**Problem to work on:**
Keep the pictures out of the copy and print all the entries below exactly.
-- Begin Exercise input --
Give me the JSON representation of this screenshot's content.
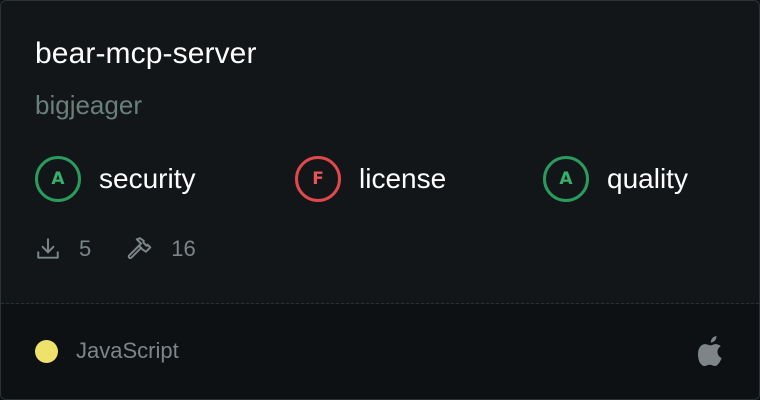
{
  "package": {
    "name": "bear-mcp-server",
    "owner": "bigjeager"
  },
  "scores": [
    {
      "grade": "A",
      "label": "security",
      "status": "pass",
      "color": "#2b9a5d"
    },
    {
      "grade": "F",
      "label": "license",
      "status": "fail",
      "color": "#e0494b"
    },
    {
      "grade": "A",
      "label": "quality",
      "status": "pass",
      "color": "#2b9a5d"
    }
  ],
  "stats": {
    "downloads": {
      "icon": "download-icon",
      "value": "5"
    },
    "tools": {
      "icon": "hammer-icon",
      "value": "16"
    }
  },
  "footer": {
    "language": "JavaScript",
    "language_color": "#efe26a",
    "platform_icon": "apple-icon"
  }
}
-- End Exercise input --
**Finished answer:**
Give me the JSON representation of this screenshot's content.
{
  "package": {
    "name": "bear-mcp-server",
    "owner": "bigjeager"
  },
  "scores": [
    {
      "grade": "A",
      "label": "security",
      "status": "pass",
      "color": "#2b9a5d"
    },
    {
      "grade": "F",
      "label": "license",
      "status": "fail",
      "color": "#e0494b"
    },
    {
      "grade": "A",
      "label": "quality",
      "status": "pass",
      "color": "#2b9a5d"
    }
  ],
  "stats": {
    "downloads": {
      "icon": "download-icon",
      "value": "5"
    },
    "tools": {
      "icon": "hammer-icon",
      "value": "16"
    }
  },
  "footer": {
    "language": "JavaScript",
    "language_color": "#efe26a",
    "platform_icon": "apple-icon"
  }
}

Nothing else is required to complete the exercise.